Set exercise:
Without the pictures, repeat the listing character for character.

[Saved entries]
--

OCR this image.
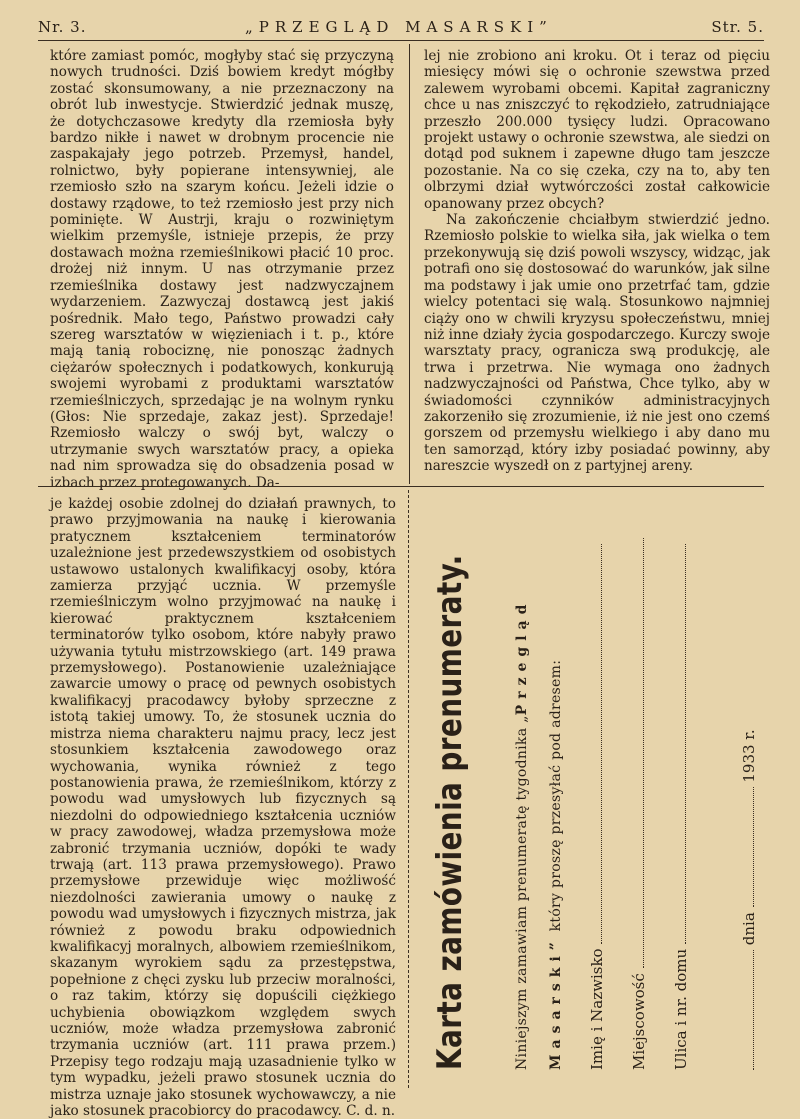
Nr. 3.	„PRZEGLĄD MASARSKI”	Str. 5.

które zamiast pomóc, mogłyby stać się przyczyną nowych trudności. Dziś bowiem kredyt mógłby zostać skonsumowany, a nie przeznaczony na obrót lub inwestycje. Stwierdzić jednak muszę, że dotychczasowe kredyty dla rzemiosła były bardzo nikłe i nawet w drobnym procencie nie zaspakajały jego potrzeb. Przemysł, handel, rolnictwo, były popierane intensywniej, ale rzemiosło szło na szarym końcu. Jeżeli idzie o dostawy rządowe, to też rzemiosło jest przy nich pominięte. W Austrji, kraju o rozwiniętym wielkim przemyśle, istnieje przepis, że przy dostawach można rzemieślnikowi płacić 10 proc. drożej niż innym. U nas otrzymanie przez rzemieślnika dostawy jest nadzwyczajnem wydarzeniem. Zazwyczaj dostawcą jest jakiś pośrednik. Mało tego, Państwo prowadzi cały szereg warsztatów w więzieniach i t. p., które mają tanią robociznę, nie ponosząc żadnych ciężarów społecznych i podatkowych, konkurują swojemi wyrobami z produktami warsztatów rzemieślniczych, sprzedając je na wolnym rynku (Głos: Nie sprzedaje, zakaz jest). Sprzedaje! Rzemiosło walczy o swój byt, walczy o utrzymanie swych warsztatów pracy, a opieka nad nim sprowadza się do obsadzenia posad w izbach przez protegowanych. Da-

lej nie zrobiono ani kroku. Ot i teraz od pięciu miesięcy mówi się o ochronie szewstwa przed zalewem wyrobami obcemi. Kapitał zagraniczny chce u nas zniszczyć to rękodzieło, zatrudniające przeszło 200.000 tysięcy ludzi. Opracowano projekt ustawy o ochronie szewstwa, ale siedzi on dotąd pod suknem i zapewne długo tam jeszcze pozostanie. Na co się czeka, czy na to, aby ten olbrzymi dział wytwórczości został całkowicie opanowany przez obcych?

Na zakończenie chciałbym stwierdzić jedno. Rzemiosło polskie to wielka siła, jak wielka o tem przekonywują się dziś powoli wszyscy, widząc, jak potrafi ono się dostosować do warunków, jak silne ma podstawy i jak umie ono przetrfać tam, gdzie wielcy potentaci się walą. Stosunkowo najmniej ciąży ono w chwili kryzysu społeczeństwu, mniej niż inne działy życia gospodarczego. Kurczy swoje warsztaty pracy, ogranicza swą produkcję, ale trwa i przetrwa. Nie wymaga ono żadnych nadzwyczajności od Państwa, Chce tylko, aby w świadomości czynników administracyjnych zakorzeniło się zrozumienie, iż nie jest ono czemś gorszem od przemysłu wielkiego i aby dano mu ten samorząd, który izby posiadać powinny, aby nareszcie wyszedł on z partyjnej areny.

je każdej osobie zdolnej do działań prawnych, to prawo przyjmowania na naukę i kierowania pratycznem kształceniem terminatorów uzależnione jest przedewszystkiem od osobistych ustawowo ustalonych kwalifikacyj osoby, która zamierza przyjąć ucznia. W przemyśle rzemieślniczym wolno przyjmować na naukę i kierować praktycznem kształceniem terminatorów tylko osobom, które nabyły prawo używania tytułu mistrzowskiego (art. 149 prawa przemysłowego). Postanowienie uzależniające zawarcie umowy o pracę od pewnych osobistych kwalifikacyj pracodawcy byłoby sprzeczne z istotą takiej umowy. To, że stosunek ucznia do mistrza niema charakteru najmu pracy, lecz jest stosunkiem kształcenia zawodowego oraz wychowania, wynika również z tego postanowienia prawa, że rzemieślnikom, którzy z powodu wad umysłowych lub fizycznych są niezdolni do odpowiedniego kształcenia uczniów w pracy zawodowej, władza przemysłowa może zabronić trzymania uczniów, dopóki te wady trwają (art. 113 prawa przemysłowego). Prawo przemysłowe przewiduje więc możliwość niezdolności zawierania umowy o naukę z powodu wad umysłowych i fizycznych mistrza, jak również z powodu braku odpowiednich kwalifikacyj moralnych, albowiem rzemieślnikom, skazanym wyrokiem sądu za przestępstwa, popełnione z chęci zysku lub przeciw moralności, o raz takim, którzy się dopuścili ciężkiego uchybienia obowiązkom względem swych uczniów, może władza przemysłowa zabronić trzymania uczniów (art. 111 prawa przem.) Przepisy tego rodzaju mają uzasadnienie tylko w tym wypadku, jeżeli prawo stosunek ucznia do mistrza uznaje jako stosunek wychowawczy, a nie jako stosunek pracobiorcy do pracodawcy. C. d. n.

Karta zamówienia prenumeraty.	Niniejszym zamawiam prenumeratę tygodnika „Przegląd
Masarski” który proszę przesyłać pod adresem:
Imię i Nazwisko Miejscowość Ulica i nr. domu
dnia  1933 r.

--

The reply:
OCR this image.
Nr. 3.	„PRZEGLĄD MASARSKI”	Str. 5.

które zamiast pomóc, mogłyby stać się przyczyną nowych trudności. Dziś bowiem kredyt mógłby zostać skonsumowany, a nie przeznaczony na obrót lub inwestycje. Stwierdzić jednak muszę, że dotychczasowe kredyty dla rzemiosła były bardzo nikłe i nawet w drobnym procencie nie zaspakajały jego potrzeb. Przemysł, handel, rolnictwo, były popierane intensywniej, ale rzemiosło szło na szarym końcu. Jeżeli idzie o dostawy rządowe, to też rzemiosło jest przy nich pominięte. W Austrji, kraju o rozwiniętym wielkim przemyśle, istnieje przepis, że przy dostawach można rzemieślnikowi płacić 10 proc. drożej niż innym. U nas otrzymanie przez rzemieślnika dostawy jest nadzwyczajnem wydarzeniem. Zazwyczaj dostawcą jest jakiś pośrednik. Mało tego, Państwo prowadzi cały szereg warsztatów w więzieniach i t. p., które mają tanią robociznę, nie ponosząc żadnych ciężarów społecznych i podatkowych, konkurują swojemi wyrobami z produktami warsztatów rzemieślniczych, sprzedając je na wolnym rynku (Głos: Nie sprzedaje, zakaz jest). Sprzedaje! Rzemiosło walczy o swój byt, walczy o utrzymanie swych warsztatów pracy, a opieka nad nim sprowadza się do obsadzenia posad w izbach przez protegowanych. Da-

lej nie zrobiono ani kroku. Ot i teraz od pięciu miesięcy mówi się o ochronie szewstwa przed zalewem wyrobami obcemi. Kapitał zagraniczny chce u nas zniszczyć to rękodzieło, zatrudniające przeszło 200.000 tysięcy ludzi. Opracowano projekt ustawy o ochronie szewstwa, ale siedzi on dotąd pod suknem i zapewne długo tam jeszcze pozostanie. Na co się czeka, czy na to, aby ten olbrzymi dział wytwórczości został całkowicie opanowany przez obcych?

Na zakończenie chciałbym stwierdzić jedno. Rzemiosło polskie to wielka siła, jak wielka o tem przekonywują się dziś powoli wszyscy, widząc, jak potrafi ono się dostosować do warunków, jak silne ma podstawy i jak umie ono przetrfać tam, gdzie wielcy potentaci się walą. Stosunkowo najmniej ciąży ono w chwili kryzysu społeczeństwu, mniej niż inne działy życia gospodarczego. Kurczy swoje warsztaty pracy, ogranicza swą produkcję, ale trwa i przetrwa. Nie wymaga ono żadnych nadzwyczajności od Państwa, Chce tylko, aby w świadomości czynników administracyjnych zakorzeniło się zrozumienie, iż nie jest ono czemś gorszem od przemysłu wielkiego i aby dano mu ten samorząd, który izby posiadać powinny, aby nareszcie wyszedł on z partyjnej areny.

je każdej osobie zdolnej do działań prawnych, to prawo przyjmowania na naukę i kierowania pratycznem kształceniem terminatorów uzależnione jest przedewszystkiem od osobistych ustawowo ustalonych kwalifikacyj osoby, która zamierza przyjąć ucznia. W przemyśle rzemieślniczym wolno przyjmować na naukę i kierować praktycznem kształceniem terminatorów tylko osobom, które nabyły prawo używania tytułu mistrzowskiego (art. 149 prawa przemysłowego). Postanowienie uzależniające zawarcie umowy o pracę od pewnych osobistych kwalifikacyj pracodawcy byłoby sprzeczne z istotą takiej umowy. To, że stosunek ucznia do mistrza niema charakteru najmu pracy, lecz jest stosunkiem kształcenia zawodowego oraz wychowania, wynika również z tego postanowienia prawa, że rzemieślnikom, którzy z powodu wad umysłowych lub fizycznych są niezdolni do odpowiedniego kształcenia uczniów w pracy zawodowej, władza przemysłowa może zabronić trzymania uczniów, dopóki te wady trwają (art. 113 prawa przemysłowego). Prawo przemysłowe przewiduje więc możliwość niezdolności zawierania umowy o naukę z powodu wad umysłowych i fizycznych mistrza, jak również z powodu braku odpowiednich kwalifikacyj moralnych, albowiem rzemieślnikom, skazanym wyrokiem sądu za przestępstwa, popełnione z chęci zysku lub przeciw moralności, o raz takim, którzy się dopuścili ciężkiego uchybienia obowiązkom względem swych uczniów, może władza przemysłowa zabronić trzymania uczniów (art. 111 prawa przem.) Przepisy tego rodzaju mają uzasadnienie tylko w tym wypadku, jeżeli prawo stosunek ucznia do mistrza uznaje jako stosunek wychowawczy, a nie jako stosunek pracobiorcy do pracodawcy. C. d. n.

Karta zamówienia prenumeraty.	Niniejszym zamawiam prenumeratę tygodnika „Przegląd
Masarski” który proszę przesyłać pod adresem:
Imię i Nazwisko Miejscowość Ulica i nr. domu
dnia  1933 r.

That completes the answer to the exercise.